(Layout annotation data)
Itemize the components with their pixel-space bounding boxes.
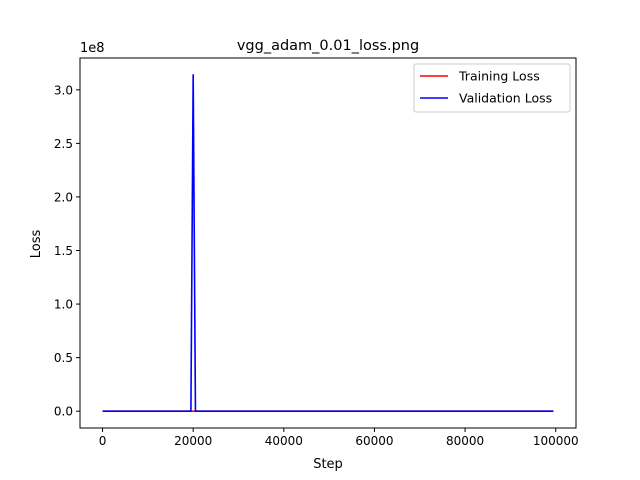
plot-frame	[79, 57, 577, 429]
y-axis-ticks: 0.0 0.5 1.0 1.5 2.0 2.5 3.0	[54, 83, 80, 419]
legend: Training Loss Validation Loss	[413, 63, 571, 113]
x-tick-label: 60000	[355, 434, 393, 448]
x-axis-label: Step	[313, 457, 343, 472]
legend-label: Training Loss	[458, 69, 540, 84]
y-axis-offset-label: 1e8	[80, 41, 105, 56]
series-line-validation-loss	[102, 74, 554, 412]
x-tick-label: 80000	[446, 434, 484, 448]
x-tick-label: 40000	[265, 434, 303, 448]
chart-title: vgg_adam_0.01_loss.png	[237, 38, 419, 54]
y-tick-label: 3.0	[54, 83, 73, 97]
series-layer	[102, 74, 554, 412]
x-axis-ticks: 0 20000 40000 60000 80000 100000	[99, 428, 579, 448]
x-tick-label: 100000	[533, 434, 579, 448]
y-tick-label: 0.0	[54, 405, 73, 419]
y-axis-label: Loss	[29, 230, 44, 259]
y-tick-label: 1.0	[54, 298, 73, 312]
y-tick-label: 2.0	[54, 190, 73, 204]
x-tick-label: 20000	[174, 434, 212, 448]
legend-label: Validation Loss	[459, 91, 552, 106]
plot-area	[80, 58, 576, 428]
y-tick-label: 0.5	[54, 351, 73, 365]
x-tick-label: 0	[99, 434, 107, 448]
y-tick-label: 2.5	[54, 137, 73, 151]
y-tick-label: 1.5	[54, 244, 73, 258]
legend-box	[413, 63, 571, 113]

> **AIM**:
Rewrite every line of the records above as a numbered list, skipping blank lines and leaving out the pictures.

> **FULL SOLUTION**:
1. Itemize the components with their pixel-space bounding boxes.
2. plot-frame	[79, 57, 577, 429]
3. y-axis-ticks: 0.0 0.5 1.0 1.5 2.0 2.5 3.0	[54, 83, 80, 419]
4. legend: Training Loss Validation Loss	[413, 63, 571, 113]
5. x-tick-label: 60000	[355, 434, 393, 448]
6. x-axis-label: Step	[313, 457, 343, 472]
7. legend-label: Training Loss	[458, 69, 540, 84]
8. y-axis-offset-label: 1e8	[80, 41, 105, 56]
9. series-line-validation-loss	[102, 74, 554, 412]
10. x-tick-label: 80000	[446, 434, 484, 448]
11. x-tick-label: 40000	[265, 434, 303, 448]
12. chart-title: vgg_adam_0.01_loss.png	[237, 38, 419, 54]
13. y-tick-label: 3.0	[54, 83, 73, 97]
14. series-layer	[102, 74, 554, 412]
15. x-axis-ticks: 0 20000 40000 60000 80000 100000	[99, 428, 579, 448]
16. x-tick-label: 100000	[533, 434, 579, 448]
17. y-tick-label: 0.0	[54, 405, 73, 419]
18. y-axis-label: Loss	[29, 230, 44, 259]
19. y-tick-label: 1.0	[54, 298, 73, 312]
20. y-tick-label: 2.0	[54, 190, 73, 204]
21. x-tick-label: 20000	[174, 434, 212, 448]
22. legend-label: Validation Loss	[459, 91, 552, 106]
23. plot-area	[80, 58, 576, 428]
24. y-tick-label: 0.5	[54, 351, 73, 365]
25. x-tick-label: 0	[99, 434, 107, 448]
26. y-tick-label: 2.5	[54, 137, 73, 151]
27. y-tick-label: 1.5	[54, 244, 73, 258]
28. legend-box	[413, 63, 571, 113]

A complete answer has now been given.